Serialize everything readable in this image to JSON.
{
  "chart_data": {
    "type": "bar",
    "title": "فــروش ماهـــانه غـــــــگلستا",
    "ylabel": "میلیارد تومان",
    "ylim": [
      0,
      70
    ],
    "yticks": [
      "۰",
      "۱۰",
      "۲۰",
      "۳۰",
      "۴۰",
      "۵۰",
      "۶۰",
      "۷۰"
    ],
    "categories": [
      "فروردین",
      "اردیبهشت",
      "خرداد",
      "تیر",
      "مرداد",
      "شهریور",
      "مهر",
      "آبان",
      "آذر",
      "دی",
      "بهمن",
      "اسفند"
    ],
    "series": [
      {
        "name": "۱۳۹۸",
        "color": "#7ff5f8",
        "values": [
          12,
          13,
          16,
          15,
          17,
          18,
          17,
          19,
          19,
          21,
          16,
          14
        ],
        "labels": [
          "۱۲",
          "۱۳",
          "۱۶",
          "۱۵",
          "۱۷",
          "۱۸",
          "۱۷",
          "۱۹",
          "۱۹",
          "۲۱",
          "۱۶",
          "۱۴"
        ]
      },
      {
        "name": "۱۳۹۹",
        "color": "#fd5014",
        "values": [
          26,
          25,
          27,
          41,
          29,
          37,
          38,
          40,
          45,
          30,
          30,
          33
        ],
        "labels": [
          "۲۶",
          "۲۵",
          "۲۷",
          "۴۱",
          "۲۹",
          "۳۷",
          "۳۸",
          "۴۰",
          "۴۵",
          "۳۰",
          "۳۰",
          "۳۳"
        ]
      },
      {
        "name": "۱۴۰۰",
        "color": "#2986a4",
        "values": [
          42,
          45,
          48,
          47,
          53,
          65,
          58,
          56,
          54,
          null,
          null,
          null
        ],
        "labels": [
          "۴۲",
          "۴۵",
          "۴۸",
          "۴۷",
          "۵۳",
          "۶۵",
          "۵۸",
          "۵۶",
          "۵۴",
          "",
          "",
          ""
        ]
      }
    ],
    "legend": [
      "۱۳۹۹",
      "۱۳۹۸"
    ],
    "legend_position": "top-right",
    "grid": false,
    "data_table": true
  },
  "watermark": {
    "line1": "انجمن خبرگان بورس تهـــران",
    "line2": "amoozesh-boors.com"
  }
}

* * *

Return every line of the material exactly.

* _SOLUTION_:
Serialize everything readable in this image to JSON.
{
  "chart_data": {
    "type": "bar",
    "title": "فــروش ماهـــانه غـــــــگلستا",
    "ylabel": "میلیارد تومان",
    "ylim": [
      0,
      70
    ],
    "yticks": [
      "۰",
      "۱۰",
      "۲۰",
      "۳۰",
      "۴۰",
      "۵۰",
      "۶۰",
      "۷۰"
    ],
    "categories": [
      "فروردین",
      "اردیبهشت",
      "خرداد",
      "تیر",
      "مرداد",
      "شهریور",
      "مهر",
      "آبان",
      "آذر",
      "دی",
      "بهمن",
      "اسفند"
    ],
    "series": [
      {
        "name": "۱۳۹۸",
        "color": "#7ff5f8",
        "values": [
          12,
          13,
          16,
          15,
          17,
          18,
          17,
          19,
          19,
          21,
          16,
          14
        ],
        "labels": [
          "۱۲",
          "۱۳",
          "۱۶",
          "۱۵",
          "۱۷",
          "۱۸",
          "۱۷",
          "۱۹",
          "۱۹",
          "۲۱",
          "۱۶",
          "۱۴"
        ]
      },
      {
        "name": "۱۳۹۹",
        "color": "#fd5014",
        "values": [
          26,
          25,
          27,
          41,
          29,
          37,
          38,
          40,
          45,
          30,
          30,
          33
        ],
        "labels": [
          "۲۶",
          "۲۵",
          "۲۷",
          "۴۱",
          "۲۹",
          "۳۷",
          "۳۸",
          "۴۰",
          "۴۵",
          "۳۰",
          "۳۰",
          "۳۳"
        ]
      },
      {
        "name": "۱۴۰۰",
        "color": "#2986a4",
        "values": [
          42,
          45,
          48,
          47,
          53,
          65,
          58,
          56,
          54,
          null,
          null,
          null
        ],
        "labels": [
          "۴۲",
          "۴۵",
          "۴۸",
          "۴۷",
          "۵۳",
          "۶۵",
          "۵۸",
          "۵۶",
          "۵۴",
          "",
          "",
          ""
        ]
      }
    ],
    "legend": [
      "۱۳۹۹",
      "۱۳۹۸"
    ],
    "legend_position": "top-right",
    "grid": false,
    "data_table": true
  },
  "watermark": {
    "line1": "انجمن خبرگان بورس تهـــران",
    "line2": "amoozesh-boors.com"
  }
}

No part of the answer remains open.